:: Requirements ::
Find and copy every line in the records that includes the string "alleged".

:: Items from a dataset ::
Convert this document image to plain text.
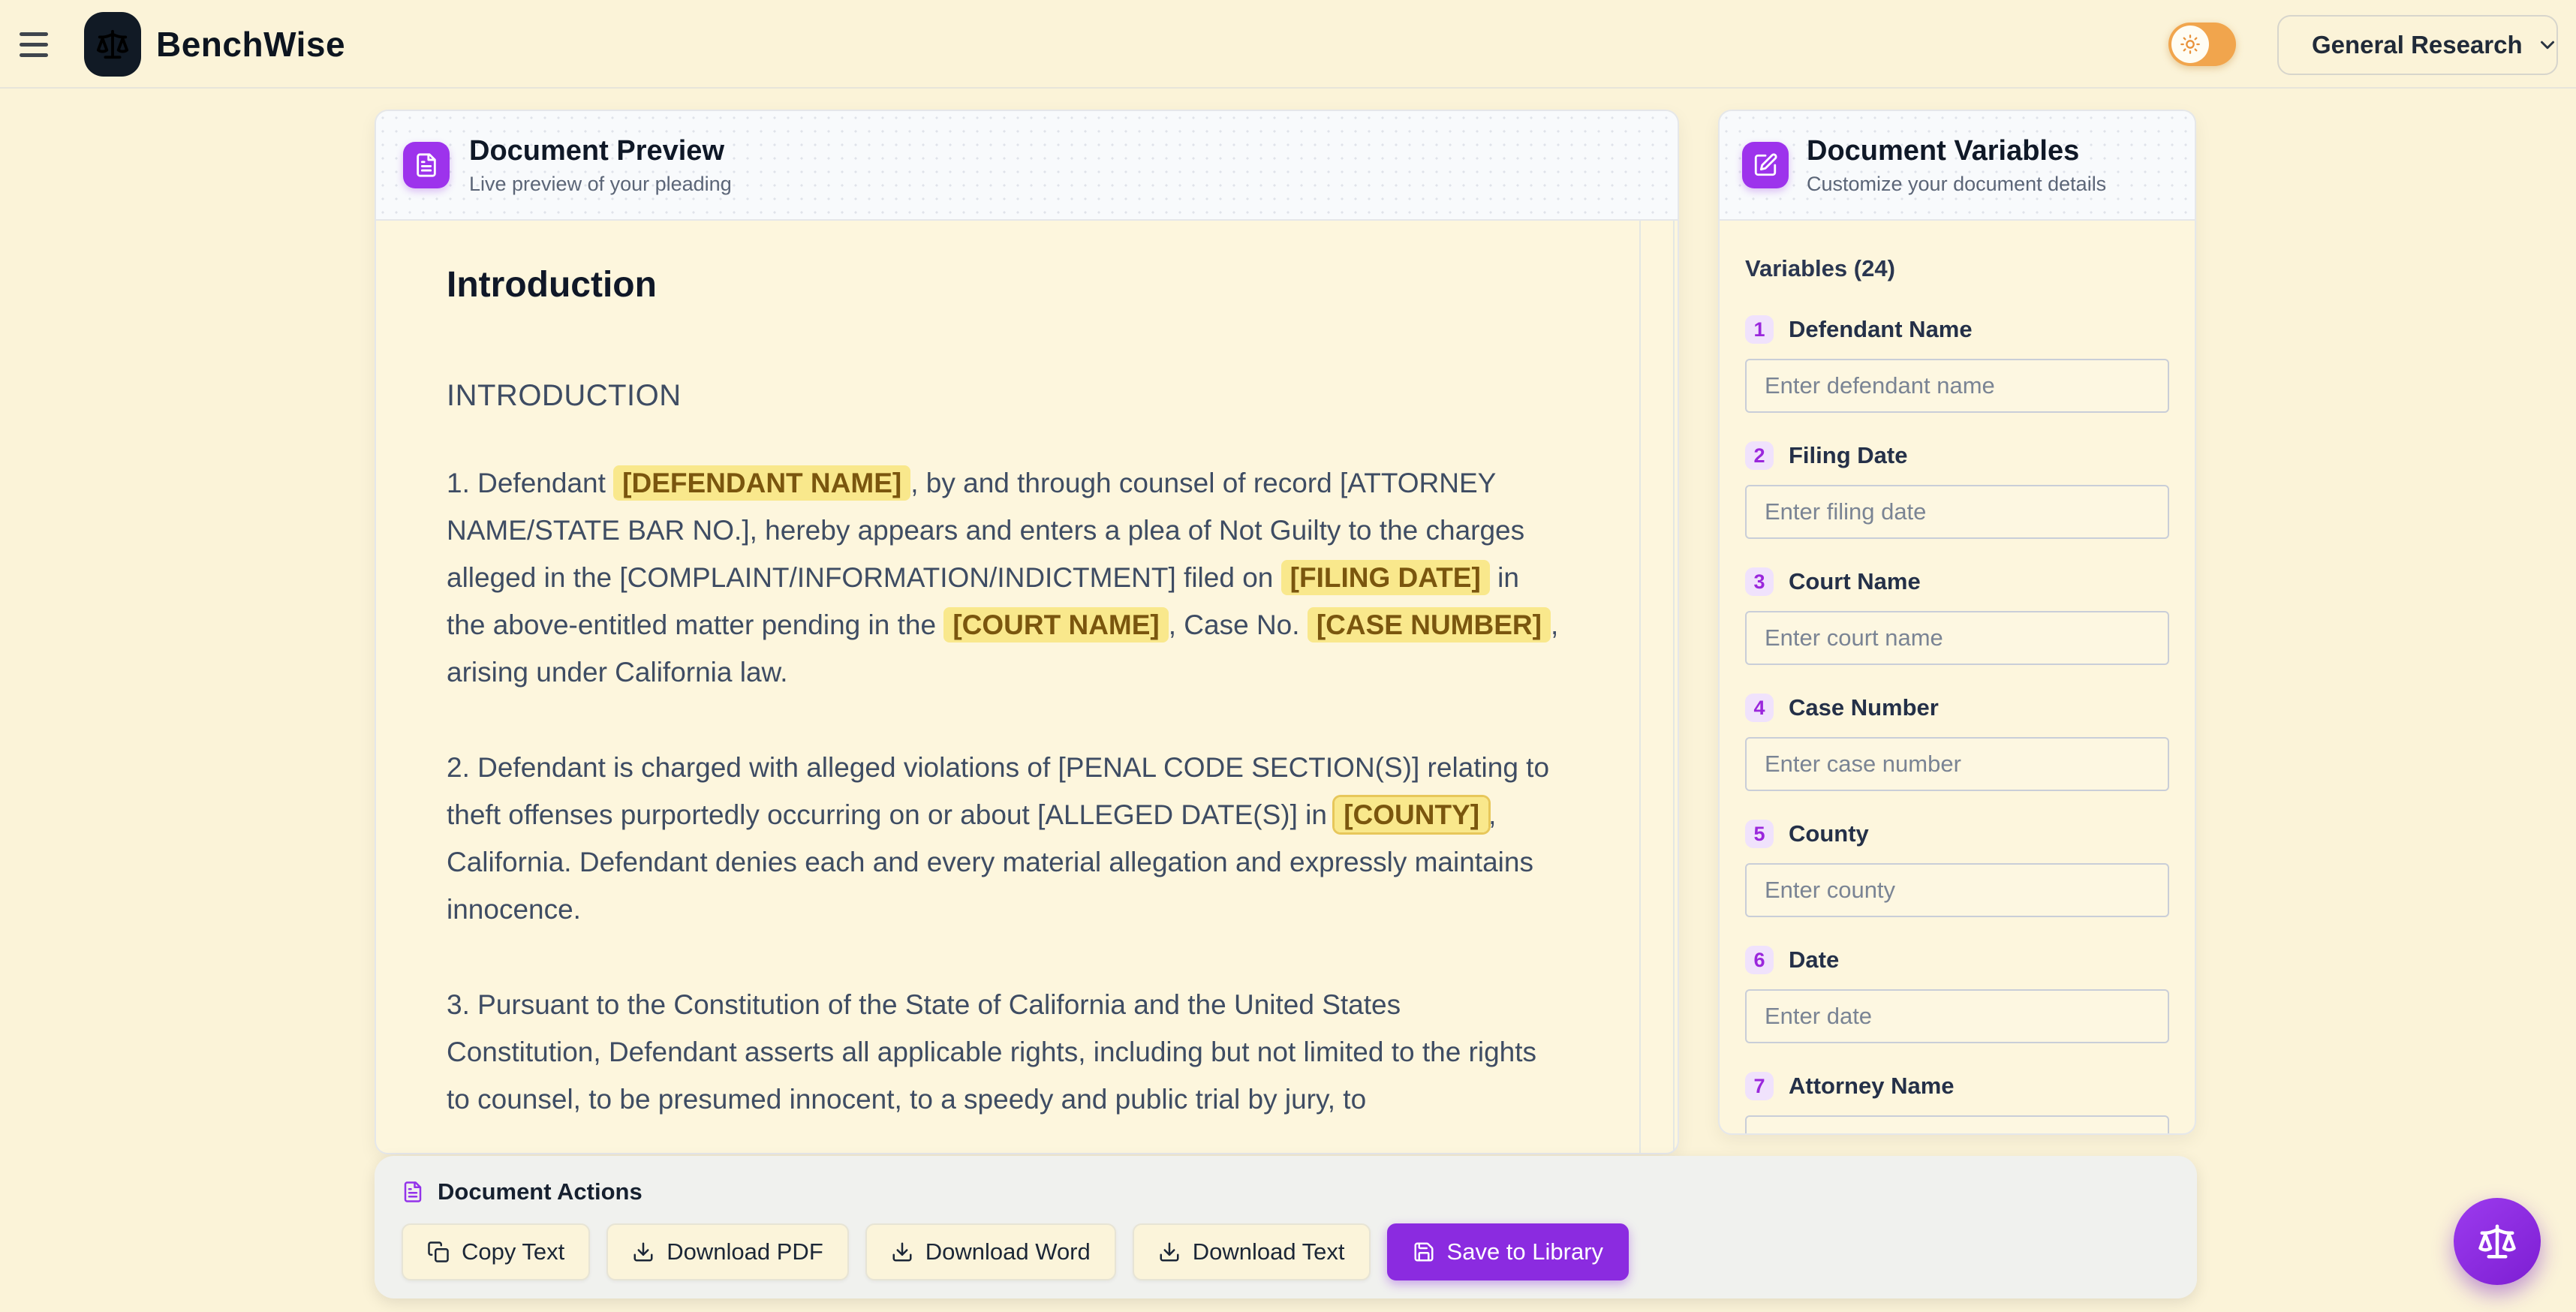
BenchWise	General Research
Document Preview
Live preview of your pleading
Introduction
INTRODUCTION

1. Defendant [DEFENDANT NAME] , by and through counsel of record [ATTORNEY NAME/STATE BAR NO.], hereby appears and enters a plea of Not Guilty to the charges alleged in the [COMPLAINT/INFORMATION/INDICTMENT] filed on [FILING DATE] in the above-entitled matter pending in the [COURT NAME] , Case No. [CASE NUMBER] , arising under California law.

2. Defendant is charged with alleged violations of [PENAL CODE SECTION(S)] relating to theft offenses purportedly occurring on or about [ALLEGED DATE(S)] in [COUNTY] , California. Defendant denies each and every material allegation and expressly maintains innocence.

3. Pursuant to the Constitution of the State of California and the United States Constitution, Defendant asserts all applicable rights, including but not limited to the rights to counsel, to be presumed innocent, to a speedy and public trial by jury, to

Document Variables
Customize your document details
Variables (24)
1	Defendant Name
Enter defendant name
2	Filing Date
Enter filing date
3	Court Name
Enter court name
4	Case Number
Enter case number
5	County
Enter county
6	Date
Enter date
7	Attorney Name
Enter attorney name
Document Actions
Copy Text	Download PDF	Download Word	Download Text	Save to Library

:: Correct output ::
1. Defendant [DEFENDANT NAME] , by and through counsel of record [ATTORNEY NAME/STATE BAR NO.], hereby appears and enters a plea of Not Guilty to the charges alleged in the [COMPLAINT/INFORMATION/INDICTMENT] filed on [FILING DATE] in the above-entitled matter pending in the [COURT NAME] , Case No. [CASE NUMBER] , arising under California law.
2. Defendant is charged with alleged violations of [PENAL CODE SECTION(S)] relating to theft offenses purportedly occurring on or about [ALLEGED DATE(S)] in [COUNTY] , California. Defendant denies each and every material allegation and expressly maintains innocence.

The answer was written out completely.